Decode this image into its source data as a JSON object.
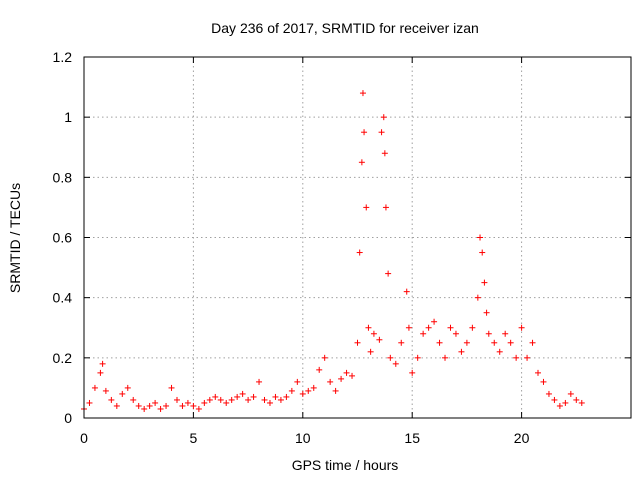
{
  "chart_data": {
    "type": "scatter",
    "title": "Day 236 of 2017, SRMTID for receiver izan",
    "xlabel": "GPS time / hours",
    "ylabel": "SRMTID / TECUs",
    "xlim": [
      0,
      25
    ],
    "ylim": [
      0,
      1.2
    ],
    "xticks": [
      0,
      5,
      10,
      15,
      20
    ],
    "xtick_labels": [
      "0",
      "5",
      "10",
      "15",
      "20"
    ],
    "yticks": [
      0,
      0.2,
      0.4,
      0.6,
      0.8,
      1.0,
      1.2
    ],
    "ytick_labels": [
      "0",
      "0.2",
      "0.4",
      "0.6",
      "0.8",
      "1",
      "1.2"
    ],
    "grid": true,
    "marker": "plus",
    "color": "#ff0000",
    "series": [
      {
        "name": "SRMTID",
        "x": [
          0.0,
          0.25,
          0.5,
          0.75,
          0.85,
          1.0,
          1.25,
          1.5,
          1.75,
          2.0,
          2.25,
          2.5,
          2.75,
          3.0,
          3.25,
          3.5,
          3.75,
          4.0,
          4.25,
          4.5,
          4.75,
          5.0,
          5.25,
          5.5,
          5.75,
          6.0,
          6.25,
          6.5,
          6.75,
          7.0,
          7.25,
          7.5,
          7.75,
          8.0,
          8.25,
          8.5,
          8.75,
          9.0,
          9.25,
          9.5,
          9.75,
          10.0,
          10.25,
          10.5,
          10.75,
          11.0,
          11.25,
          11.5,
          11.75,
          12.0,
          12.25,
          12.5,
          12.6,
          12.7,
          12.75,
          12.8,
          12.9,
          13.0,
          13.1,
          13.25,
          13.5,
          13.6,
          13.7,
          13.75,
          13.8,
          13.9,
          14.0,
          14.25,
          14.5,
          14.75,
          14.85,
          15.0,
          15.25,
          15.5,
          15.75,
          16.0,
          16.25,
          16.5,
          16.75,
          17.0,
          17.25,
          17.5,
          17.75,
          18.0,
          18.1,
          18.2,
          18.3,
          18.4,
          18.5,
          18.75,
          19.0,
          19.25,
          19.5,
          19.75,
          20.0,
          20.25,
          20.5,
          20.75,
          21.0,
          21.25,
          21.5,
          21.75,
          22.0,
          22.25,
          22.5,
          22.75
        ],
        "y": [
          0.03,
          0.05,
          0.1,
          0.15,
          0.18,
          0.09,
          0.06,
          0.04,
          0.08,
          0.1,
          0.06,
          0.04,
          0.03,
          0.04,
          0.05,
          0.03,
          0.04,
          0.1,
          0.06,
          0.04,
          0.05,
          0.04,
          0.03,
          0.05,
          0.06,
          0.07,
          0.06,
          0.05,
          0.06,
          0.07,
          0.08,
          0.06,
          0.07,
          0.12,
          0.06,
          0.05,
          0.07,
          0.06,
          0.07,
          0.09,
          0.12,
          0.08,
          0.09,
          0.1,
          0.16,
          0.2,
          0.12,
          0.09,
          0.13,
          0.15,
          0.14,
          0.25,
          0.55,
          0.85,
          1.08,
          0.95,
          0.7,
          0.3,
          0.22,
          0.28,
          0.26,
          0.95,
          1.0,
          0.88,
          0.7,
          0.48,
          0.2,
          0.18,
          0.25,
          0.42,
          0.3,
          0.15,
          0.2,
          0.28,
          0.3,
          0.32,
          0.25,
          0.2,
          0.3,
          0.28,
          0.22,
          0.25,
          0.3,
          0.4,
          0.6,
          0.55,
          0.45,
          0.35,
          0.28,
          0.25,
          0.22,
          0.28,
          0.25,
          0.2,
          0.3,
          0.2,
          0.25,
          0.15,
          0.12,
          0.08,
          0.06,
          0.04,
          0.05,
          0.08,
          0.06,
          0.05
        ]
      }
    ]
  }
}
########
Scan the material above for the string "SRMTID" and return the lines that hold it.

# Result:
    "title": "Day 236 of 2017, SRMTID for receiver izan",
    "ylabel": "SRMTID / TECUs",
        "name": "SRMTID",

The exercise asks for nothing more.